◆ **Task description**: Could you give back every line of the listing below word for word, leaving out the pictures?

◆ **Provided entries**:
◇ ◇ ◇

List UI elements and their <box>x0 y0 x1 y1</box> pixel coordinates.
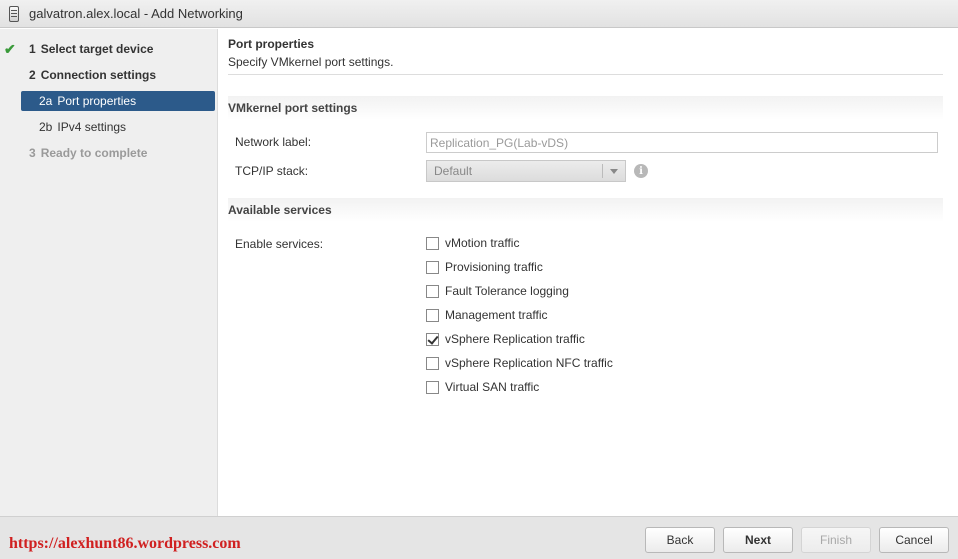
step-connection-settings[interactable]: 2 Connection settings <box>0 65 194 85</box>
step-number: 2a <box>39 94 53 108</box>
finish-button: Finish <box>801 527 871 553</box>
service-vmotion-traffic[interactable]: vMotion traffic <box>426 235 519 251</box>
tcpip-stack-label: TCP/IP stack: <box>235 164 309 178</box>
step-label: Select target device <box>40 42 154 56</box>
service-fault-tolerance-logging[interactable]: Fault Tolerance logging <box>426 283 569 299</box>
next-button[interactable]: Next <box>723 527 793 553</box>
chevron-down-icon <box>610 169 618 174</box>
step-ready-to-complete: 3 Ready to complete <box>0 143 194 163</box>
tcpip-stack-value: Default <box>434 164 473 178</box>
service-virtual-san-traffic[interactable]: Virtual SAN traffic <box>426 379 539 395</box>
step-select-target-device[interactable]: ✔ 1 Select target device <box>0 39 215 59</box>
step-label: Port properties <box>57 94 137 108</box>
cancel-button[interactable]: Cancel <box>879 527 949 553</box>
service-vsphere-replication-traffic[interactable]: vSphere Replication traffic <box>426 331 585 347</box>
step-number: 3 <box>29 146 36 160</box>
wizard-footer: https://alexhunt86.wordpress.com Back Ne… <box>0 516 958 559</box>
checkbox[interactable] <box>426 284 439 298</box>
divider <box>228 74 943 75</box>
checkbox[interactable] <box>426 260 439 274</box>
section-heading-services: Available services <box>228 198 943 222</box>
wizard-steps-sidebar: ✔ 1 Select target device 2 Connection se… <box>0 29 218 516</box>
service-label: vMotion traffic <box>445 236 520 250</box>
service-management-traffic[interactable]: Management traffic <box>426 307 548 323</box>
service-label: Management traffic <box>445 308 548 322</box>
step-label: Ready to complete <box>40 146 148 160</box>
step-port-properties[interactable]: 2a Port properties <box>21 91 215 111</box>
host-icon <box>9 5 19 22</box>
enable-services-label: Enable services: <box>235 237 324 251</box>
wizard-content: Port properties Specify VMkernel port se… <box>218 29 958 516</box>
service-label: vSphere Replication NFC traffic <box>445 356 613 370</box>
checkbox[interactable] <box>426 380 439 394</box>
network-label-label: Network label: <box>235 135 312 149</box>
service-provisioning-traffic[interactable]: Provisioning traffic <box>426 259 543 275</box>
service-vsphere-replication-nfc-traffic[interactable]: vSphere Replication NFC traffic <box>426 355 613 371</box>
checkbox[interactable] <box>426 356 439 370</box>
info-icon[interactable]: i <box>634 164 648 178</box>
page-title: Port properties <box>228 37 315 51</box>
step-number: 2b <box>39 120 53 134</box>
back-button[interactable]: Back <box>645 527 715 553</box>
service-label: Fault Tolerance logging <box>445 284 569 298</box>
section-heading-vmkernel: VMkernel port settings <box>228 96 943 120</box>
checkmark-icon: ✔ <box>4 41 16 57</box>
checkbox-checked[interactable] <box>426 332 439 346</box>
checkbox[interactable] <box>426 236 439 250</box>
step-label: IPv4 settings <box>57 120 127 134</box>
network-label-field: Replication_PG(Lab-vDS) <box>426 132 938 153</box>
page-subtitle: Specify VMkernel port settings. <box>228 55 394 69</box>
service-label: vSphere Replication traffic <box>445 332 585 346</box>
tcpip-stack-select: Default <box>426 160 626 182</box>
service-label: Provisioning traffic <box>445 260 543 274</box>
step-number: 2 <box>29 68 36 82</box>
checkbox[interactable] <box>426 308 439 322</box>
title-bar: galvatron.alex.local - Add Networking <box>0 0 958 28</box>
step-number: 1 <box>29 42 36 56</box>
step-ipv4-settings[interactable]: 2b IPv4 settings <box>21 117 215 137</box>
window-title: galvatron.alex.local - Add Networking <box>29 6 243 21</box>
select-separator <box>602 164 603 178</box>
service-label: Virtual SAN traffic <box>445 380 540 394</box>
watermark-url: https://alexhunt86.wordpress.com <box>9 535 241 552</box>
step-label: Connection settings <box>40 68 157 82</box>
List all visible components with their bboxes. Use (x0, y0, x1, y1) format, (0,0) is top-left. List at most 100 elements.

◇ ◇ ◇

◆ **Result of the task**:
List UI elements and their <box>x0 y0 x1 y1</box> pixel coordinates.
step-connection-settings[interactable]: 2 Connection settings <box>0 65 194 85</box>
step-number: 2a <box>39 94 53 108</box>
finish-button: Finish <box>801 527 871 553</box>
service-vmotion-traffic[interactable]: vMotion traffic <box>426 235 519 251</box>
tcpip-stack-label: TCP/IP stack: <box>235 164 309 178</box>
step-label: Select target device <box>40 42 154 56</box>
service-fault-tolerance-logging[interactable]: Fault Tolerance logging <box>426 283 569 299</box>
next-button[interactable]: Next <box>723 527 793 553</box>
chevron-down-icon <box>610 169 618 174</box>
step-ready-to-complete: 3 Ready to complete <box>0 143 194 163</box>
tcpip-stack-value: Default <box>434 164 473 178</box>
service-virtual-san-traffic[interactable]: Virtual SAN traffic <box>426 379 539 395</box>
step-select-target-device[interactable]: ✔ 1 Select target device <box>0 39 215 59</box>
step-label: Port properties <box>57 94 137 108</box>
cancel-button[interactable]: Cancel <box>879 527 949 553</box>
service-vsphere-replication-traffic[interactable]: vSphere Replication traffic <box>426 331 585 347</box>
step-number: 3 <box>29 146 36 160</box>
wizard-footer: https://alexhunt86.wordpress.com Back Ne… <box>0 516 958 559</box>
checkbox[interactable] <box>426 284 439 298</box>
divider <box>228 74 943 75</box>
checkbox[interactable] <box>426 260 439 274</box>
section-heading-services: Available services <box>228 198 943 222</box>
wizard-steps-sidebar: ✔ 1 Select target device 2 Connection se… <box>0 29 218 516</box>
service-label: vMotion traffic <box>445 236 520 250</box>
service-management-traffic[interactable]: Management traffic <box>426 307 548 323</box>
service-label: Management traffic <box>445 308 548 322</box>
step-label: Ready to complete <box>40 146 148 160</box>
step-port-properties[interactable]: 2a Port properties <box>21 91 215 111</box>
host-icon <box>9 5 19 22</box>
enable-services-label: Enable services: <box>235 237 324 251</box>
wizard-content: Port properties Specify VMkernel port se… <box>218 29 958 516</box>
service-label: vSphere Replication NFC traffic <box>445 356 613 370</box>
checkbox[interactable] <box>426 380 439 394</box>
network-label-label: Network label: <box>235 135 312 149</box>
service-provisioning-traffic[interactable]: Provisioning traffic <box>426 259 543 275</box>
service-vsphere-replication-nfc-traffic[interactable]: vSphere Replication NFC traffic <box>426 355 613 371</box>
checkbox[interactable] <box>426 356 439 370</box>
info-icon[interactable]: i <box>634 164 648 178</box>
page-title: Port properties <box>228 37 315 51</box>
step-number: 2b <box>39 120 53 134</box>
back-button[interactable]: Back <box>645 527 715 553</box>
service-label: Fault Tolerance logging <box>445 284 569 298</box>
section-heading-vmkernel: VMkernel port settings <box>228 96 943 120</box>
checkmark-icon: ✔ <box>4 41 16 57</box>
checkbox-checked[interactable] <box>426 332 439 346</box>
checkbox[interactable] <box>426 236 439 250</box>
step-label: IPv4 settings <box>57 120 127 134</box>
network-label-field: Replication_PG(Lab-vDS) <box>426 132 938 153</box>
page-subtitle: Specify VMkernel port settings. <box>228 55 394 69</box>
service-label: vSphere Replication traffic <box>445 332 585 346</box>
tcpip-stack-select: Default <box>426 160 626 182</box>
service-label: Provisioning traffic <box>445 260 543 274</box>
step-number: 2 <box>29 68 36 82</box>
checkbox[interactable] <box>426 308 439 322</box>
title-bar: galvatron.alex.local - Add Networking <box>0 0 958 28</box>
step-number: 1 <box>29 42 36 56</box>
step-ipv4-settings[interactable]: 2b IPv4 settings <box>21 117 215 137</box>
window-title: galvatron.alex.local - Add Networking <box>29 6 243 21</box>
select-separator <box>602 164 603 178</box>
service-label: Virtual SAN traffic <box>445 380 540 394</box>
watermark-url: https://alexhunt86.wordpress.com <box>9 535 241 552</box>
step-label: Connection settings <box>40 68 157 82</box>
List all visible components with their bboxes. Use (x0, y0, x1, y1) format, (0,0) is top-left. List at most 100 elements.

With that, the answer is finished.